■ REQUIREMENT
Update the passage about the Fireship channel from "Many of their" up to and including "any particular moment." by replacing "newsreel" with "bulletin", and write out that stretch of it.

The Fireship YouTube channel published its first video in April 2017. Comparing it to more recent ones from the same channel gives a few hints of what stayed and what changed since those beginnings. The author has found a voice (in both a figurative and literal sense) and a winning format. Considering the constant progression of the number of views, their current formula is decidedly a very successful one: from low tens of thousands of views to almost three million (and counting) for the video we will be talking about today.

Precisely, this week’s Vidéothèque movie is “I tried 10 code editors”. Fitting the subject of this month’s edition, this video also fits the style of their more recent productions: fast-paced, featuring relevant content, and with plenty of memes, all set on a black background. The final result is interesting, precise, and most importantly, very, very funny.

Many of their recent videos feature a recurrent “newsreel” theme, including a title card labeled “The Code Report” and the date of publication. These videos provide a quick update or discuss some major news at any particular moment.

(Computer historians: bookmark this channel, you are going to refer to these videos in the future for sure.)

■ DATA SECTION
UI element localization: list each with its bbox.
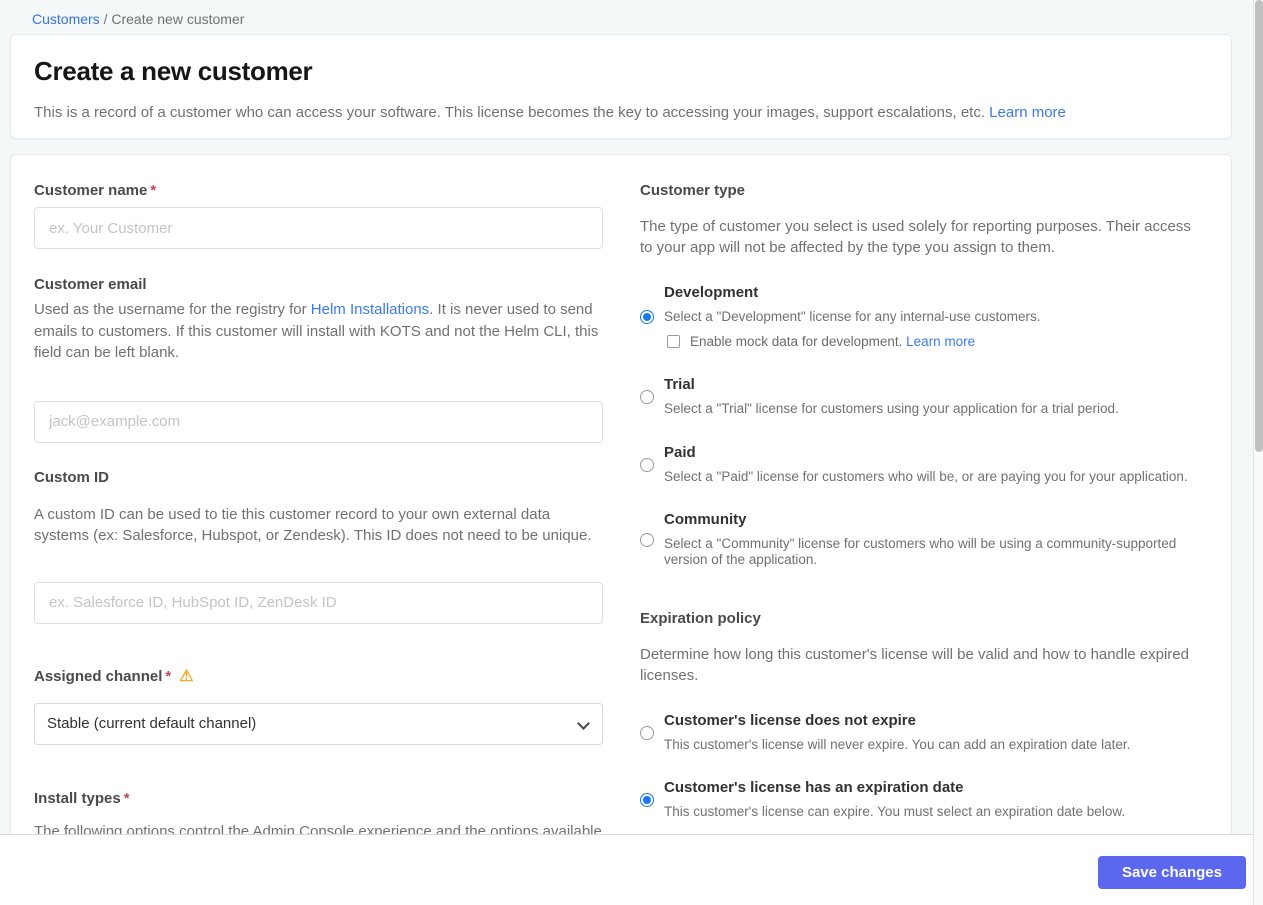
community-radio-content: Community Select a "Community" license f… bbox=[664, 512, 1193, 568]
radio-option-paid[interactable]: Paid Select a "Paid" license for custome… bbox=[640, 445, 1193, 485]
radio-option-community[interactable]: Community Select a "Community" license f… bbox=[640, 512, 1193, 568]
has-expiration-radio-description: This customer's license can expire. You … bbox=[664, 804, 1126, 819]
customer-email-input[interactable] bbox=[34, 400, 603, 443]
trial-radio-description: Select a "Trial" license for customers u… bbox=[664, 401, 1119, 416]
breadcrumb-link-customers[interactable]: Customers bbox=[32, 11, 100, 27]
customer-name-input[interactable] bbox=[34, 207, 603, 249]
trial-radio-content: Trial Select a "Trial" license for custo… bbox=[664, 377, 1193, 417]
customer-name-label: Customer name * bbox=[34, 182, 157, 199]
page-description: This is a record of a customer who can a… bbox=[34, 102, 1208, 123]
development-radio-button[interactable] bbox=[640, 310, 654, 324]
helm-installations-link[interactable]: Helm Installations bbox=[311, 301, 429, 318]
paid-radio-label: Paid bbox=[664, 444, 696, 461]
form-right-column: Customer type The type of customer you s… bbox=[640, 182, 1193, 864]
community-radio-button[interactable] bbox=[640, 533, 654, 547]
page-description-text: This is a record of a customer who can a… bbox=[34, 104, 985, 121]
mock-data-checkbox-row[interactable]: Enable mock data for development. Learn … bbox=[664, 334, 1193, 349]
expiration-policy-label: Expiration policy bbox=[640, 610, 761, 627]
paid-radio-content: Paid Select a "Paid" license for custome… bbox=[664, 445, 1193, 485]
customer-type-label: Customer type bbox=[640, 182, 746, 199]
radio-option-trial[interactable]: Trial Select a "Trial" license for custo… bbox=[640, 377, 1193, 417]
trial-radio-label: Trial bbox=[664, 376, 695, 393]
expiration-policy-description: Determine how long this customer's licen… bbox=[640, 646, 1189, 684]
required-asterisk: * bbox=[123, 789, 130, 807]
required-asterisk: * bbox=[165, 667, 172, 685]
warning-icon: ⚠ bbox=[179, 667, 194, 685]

■ EXERCISE ANSWER
Many of their recent videos feature a recurrent “bulletin” theme, including a title card labeled “The Code Report” and the date of publication. These videos provide a quick update or discuss some major news at any particular moment.